== ESTRATTO DEL TESTO ==

E’ il vecchio meccanismo dello “sviluppo ineguale” applicato all’acqua.

Naturalmente questo meccanismo di privatizzazione strisciante dell’acqua messicana con i soldi pubblici ( e gli aiuti internazionali ) non può non interessare i cartelli della droga locali: tanto più aumenta la crisi idrica delle campagne, che producono meno coca, tanto più i cartelli ricorrono alla droga sintetica. Del resto, la coltivazione di coca è molto più remunerativa per il contadino rispetto ai prodotti “normali”, ma la sua lavorazione iniziale è altamente inquinante per l’uso di acido solforico, cherosene, acetone e altri solventi che vanno naturalmente a finire nelle falde acquifere.

In altri termini le economie della dipendenza si finanziano ricorrendo alle loro reti criminali, modellano il mercato del lavoro in modo tale che le multinazionali siano fortemente attratte nel Paese, gestiscono un compromesso politico con le élite criminali in funzione di voto, della stabilità politica e, soprattutto, della possibilità di mantenere aperti e gestire alcuni canali di riciclaggio ».

Un cenno a parte meritano i ricchi paesi petroliferi Mediorientali dove la tecnica della desalinizzazione delle acque è ampiamente utilizzata grazie all’abbondanza sia di acqua marina che di energia , soprattutto da fonti rinnovabili.

« in Medio Oriente, e in particolare nella Penisola arabica, il livello di desalinizzazione delle acque marine ha raggiunto ormai la maggiore densità mondiale: il 50 per cento di tutti i processi di osmosi inversa per le acque si realizza in Medio Oriente e il 34 per cento di tutta la desalinizzazione ha luogo in Arabia Saudita.

== DATI REGISTRATI ==
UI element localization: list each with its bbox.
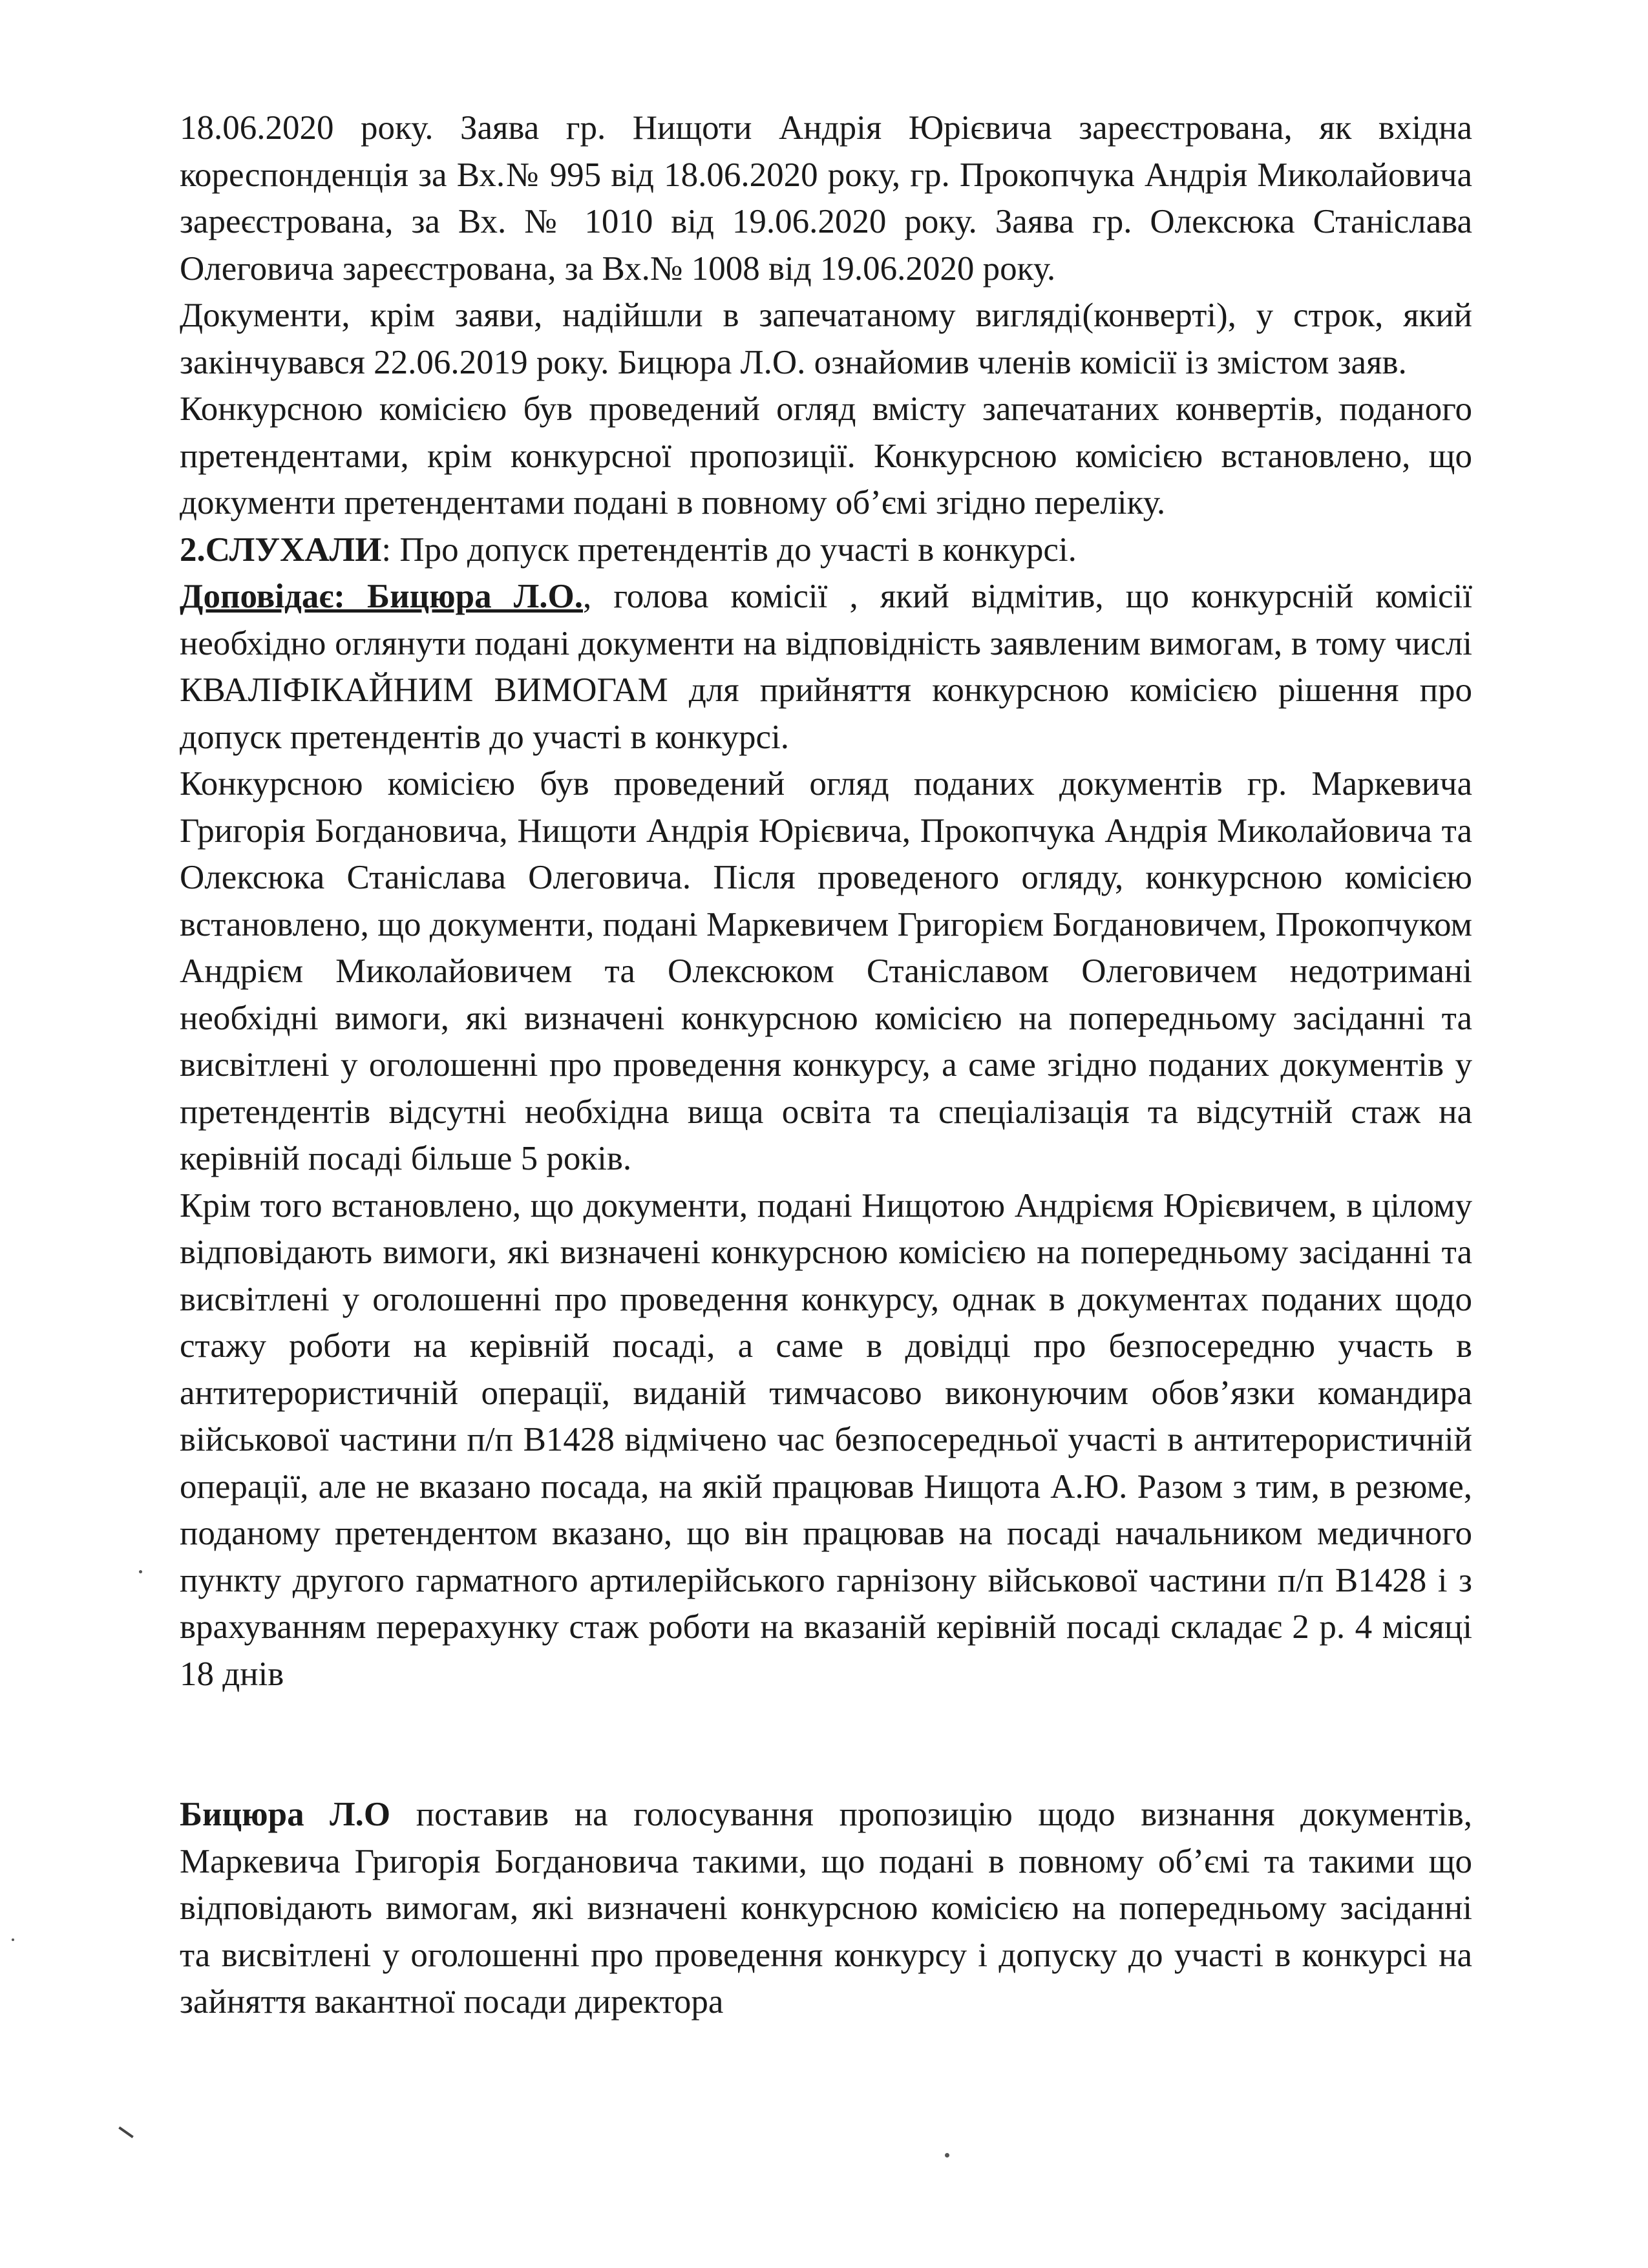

== COMPITO ASSEGNATO 1 ==
Rispondi in base all'estratto sull'acqua:
(a) Quali sostanze usate nella lavorazione iniziale della coca finiscono nelle falde acquifere?
(b) Grazie a che cosa la desalinizzazione è ampiamente utilizzata nei paesi petroliferi mediorientali?
(c) Quale percentuale di tutta la desalinizzazione ha luogo in Arabia Saudita?
== COMPITO ASSEGNATO 2 ==
Riscrivi la parte dell'estratto compresa tra "In altri termini" e "da fonti rinnovabili.", estremi inclusi, scambiando "multinazionali" con "imprese straniere".
Il materiale non ha alcun legame con l'estratto.

== RISPOSTA COMPLETA 1 ==
(a) Acido solforico, cherosene, acetone e altri solventi.
(b) All'abbondanza sia di acqua marina sia di energia, soprattutto da fonti rinnovabili.
(c) Il 34 per cento.

== RISPOSTA COMPLETA 2 ==
In altri termini le economie della dipendenza si finanziano ricorrendo alle loro reti criminali, modellano il mercato del lavoro in modo tale che le imprese straniere siano fortemente attratte nel Paese, gestiscono un compromesso politico con le élite criminali in funzione di voto, della stabilità politica e, soprattutto, della possibilità di mantenere aperti e gestire alcuni canali di riciclaggio ».

Un cenno a parte meritano i ricchi paesi petroliferi Mediorientali dove la tecnica della desalinizzazione delle acque è ampiamente utilizzata grazie all’abbondanza sia di acqua marina che di energia , soprattutto da fonti rinnovabili.